◆ Set task: From the entries below, gather every line containing the string "Maret".

[Begin Dataset rows]

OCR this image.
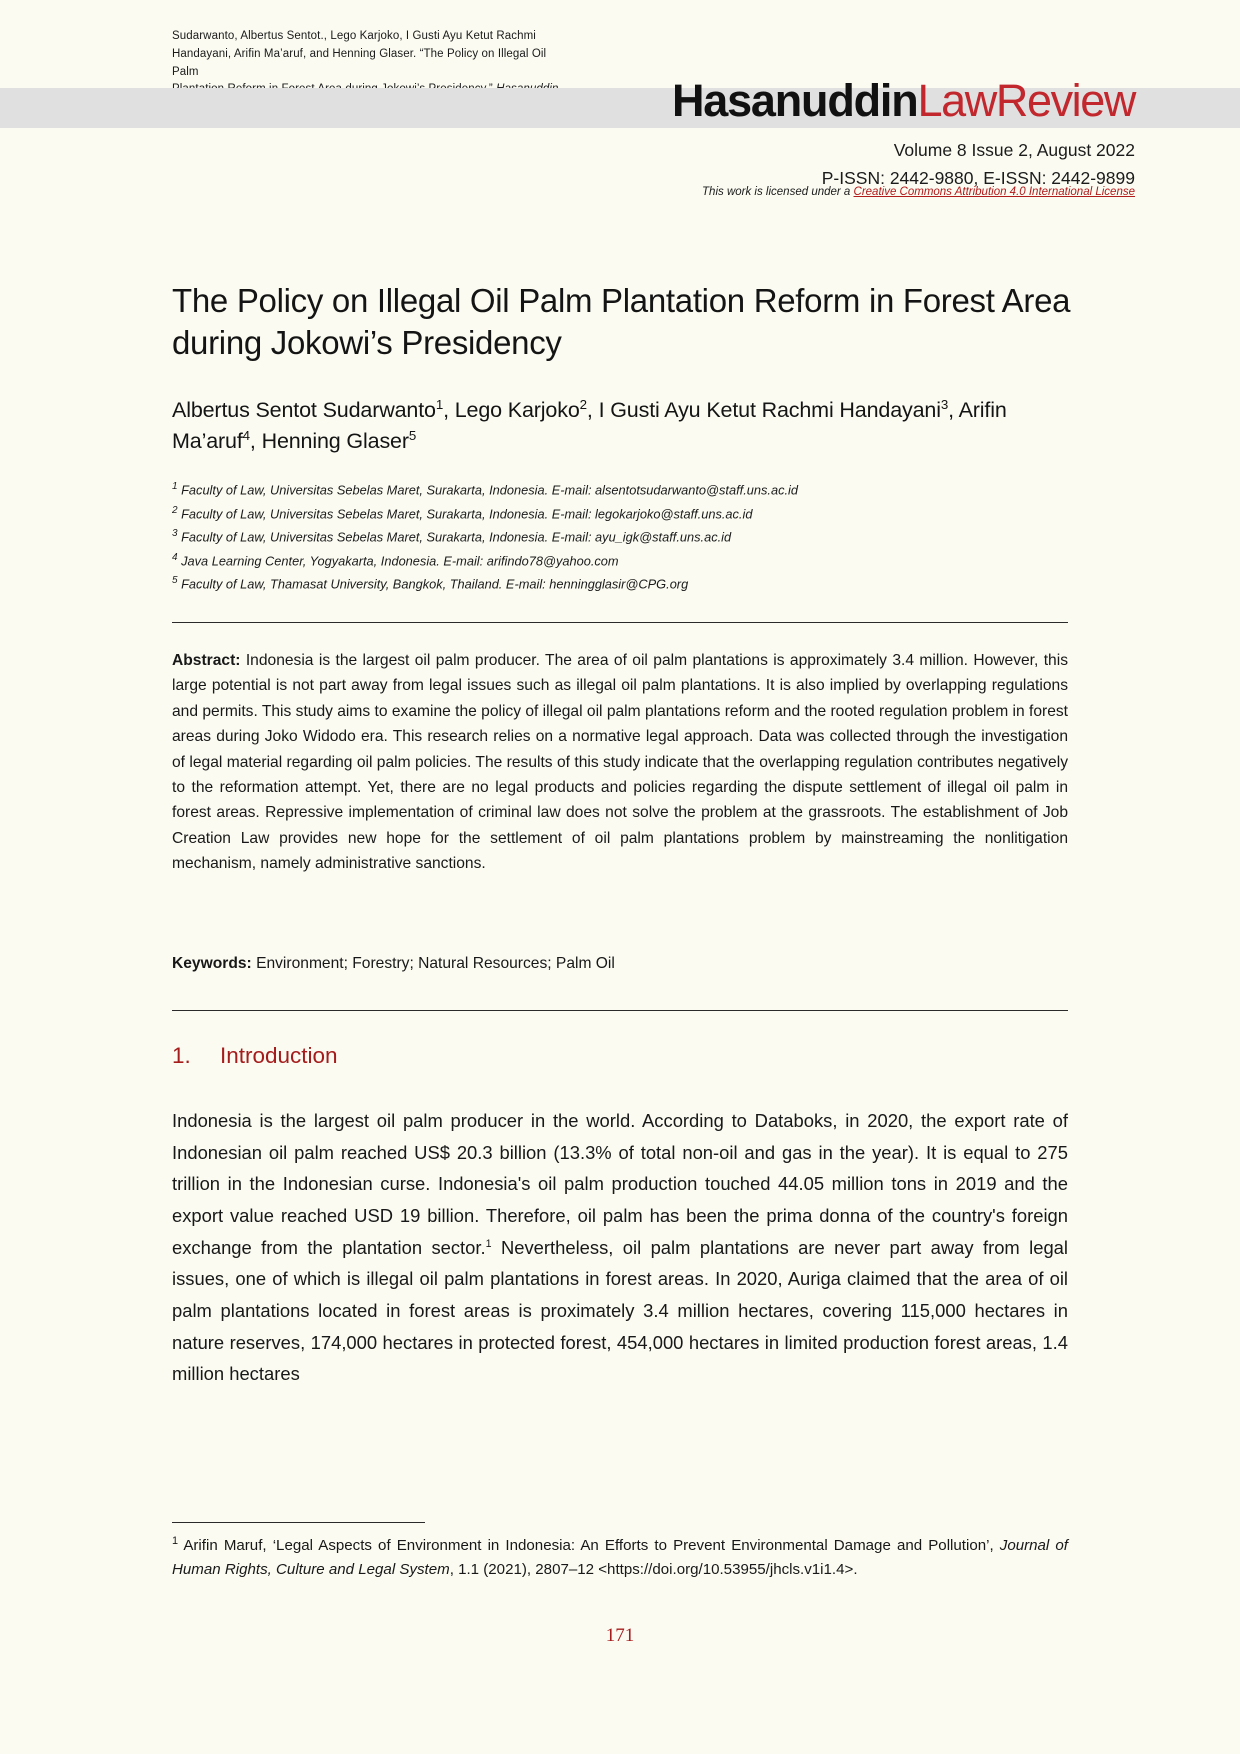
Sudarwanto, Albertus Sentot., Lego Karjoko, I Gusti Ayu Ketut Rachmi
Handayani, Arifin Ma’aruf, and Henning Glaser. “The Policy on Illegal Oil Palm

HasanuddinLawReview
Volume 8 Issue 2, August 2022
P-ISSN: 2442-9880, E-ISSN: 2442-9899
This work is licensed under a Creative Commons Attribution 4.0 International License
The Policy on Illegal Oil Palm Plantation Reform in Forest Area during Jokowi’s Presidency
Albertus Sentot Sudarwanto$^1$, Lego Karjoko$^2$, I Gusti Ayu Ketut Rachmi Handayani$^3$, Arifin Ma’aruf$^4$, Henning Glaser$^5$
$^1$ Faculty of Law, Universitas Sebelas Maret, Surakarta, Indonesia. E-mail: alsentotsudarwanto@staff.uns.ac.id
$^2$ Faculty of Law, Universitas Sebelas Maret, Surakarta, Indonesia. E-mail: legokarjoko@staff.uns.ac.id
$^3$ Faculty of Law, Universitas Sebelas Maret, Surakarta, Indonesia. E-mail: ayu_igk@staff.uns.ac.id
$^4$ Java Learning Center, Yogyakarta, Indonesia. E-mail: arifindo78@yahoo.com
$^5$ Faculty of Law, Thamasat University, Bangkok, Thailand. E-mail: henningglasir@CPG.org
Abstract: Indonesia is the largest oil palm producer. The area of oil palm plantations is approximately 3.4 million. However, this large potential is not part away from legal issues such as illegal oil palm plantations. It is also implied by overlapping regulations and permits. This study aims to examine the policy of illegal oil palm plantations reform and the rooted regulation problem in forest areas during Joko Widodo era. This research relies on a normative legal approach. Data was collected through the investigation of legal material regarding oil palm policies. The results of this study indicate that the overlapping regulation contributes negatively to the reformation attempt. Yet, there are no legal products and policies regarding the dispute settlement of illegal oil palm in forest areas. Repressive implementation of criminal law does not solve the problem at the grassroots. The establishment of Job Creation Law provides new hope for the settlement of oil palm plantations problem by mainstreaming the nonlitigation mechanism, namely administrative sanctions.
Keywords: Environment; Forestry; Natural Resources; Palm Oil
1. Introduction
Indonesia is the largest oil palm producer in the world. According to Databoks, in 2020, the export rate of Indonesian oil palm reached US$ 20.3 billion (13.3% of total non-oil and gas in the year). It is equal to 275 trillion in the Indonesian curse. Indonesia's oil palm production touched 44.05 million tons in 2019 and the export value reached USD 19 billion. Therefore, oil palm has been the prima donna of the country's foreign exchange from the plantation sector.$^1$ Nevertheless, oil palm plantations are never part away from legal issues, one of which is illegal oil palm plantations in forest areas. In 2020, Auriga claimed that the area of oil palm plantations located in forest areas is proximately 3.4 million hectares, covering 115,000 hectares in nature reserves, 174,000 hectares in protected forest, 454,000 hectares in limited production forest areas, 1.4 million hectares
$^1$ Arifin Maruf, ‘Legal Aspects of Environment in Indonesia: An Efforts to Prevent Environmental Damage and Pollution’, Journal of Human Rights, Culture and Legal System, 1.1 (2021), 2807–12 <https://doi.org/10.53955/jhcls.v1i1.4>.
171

[End Dataset rows]
[Begin Dataset rows]

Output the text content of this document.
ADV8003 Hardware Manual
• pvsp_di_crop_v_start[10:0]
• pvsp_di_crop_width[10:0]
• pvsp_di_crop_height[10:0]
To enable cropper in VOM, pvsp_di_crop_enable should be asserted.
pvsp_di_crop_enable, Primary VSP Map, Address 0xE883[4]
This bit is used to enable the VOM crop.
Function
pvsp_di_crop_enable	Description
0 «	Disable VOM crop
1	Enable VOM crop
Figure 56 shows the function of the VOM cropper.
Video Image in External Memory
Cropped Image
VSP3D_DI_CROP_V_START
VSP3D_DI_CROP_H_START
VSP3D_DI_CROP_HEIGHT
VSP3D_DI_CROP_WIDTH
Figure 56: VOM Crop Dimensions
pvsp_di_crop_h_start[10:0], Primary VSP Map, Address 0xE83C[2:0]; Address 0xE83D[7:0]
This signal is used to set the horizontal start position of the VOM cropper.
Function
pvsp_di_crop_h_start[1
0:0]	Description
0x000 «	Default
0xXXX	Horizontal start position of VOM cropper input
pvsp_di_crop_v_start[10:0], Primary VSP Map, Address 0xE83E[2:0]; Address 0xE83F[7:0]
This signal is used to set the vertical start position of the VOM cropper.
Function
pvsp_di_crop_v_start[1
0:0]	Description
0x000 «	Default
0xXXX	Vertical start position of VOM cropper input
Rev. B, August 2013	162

[End Dataset rows]

◆ The solution:
$^1$ Faculty of Law, Universitas Sebelas Maret, Surakarta, Indonesia. E-mail: alsentotsudarwanto@staff.uns.ac.id
$^2$ Faculty of Law, Universitas Sebelas Maret, Surakarta, Indonesia. E-mail: legokarjoko@staff.uns.ac.id
$^3$ Faculty of Law, Universitas Sebelas Maret, Surakarta, Indonesia. E-mail: ayu_igk@staff.uns.ac.id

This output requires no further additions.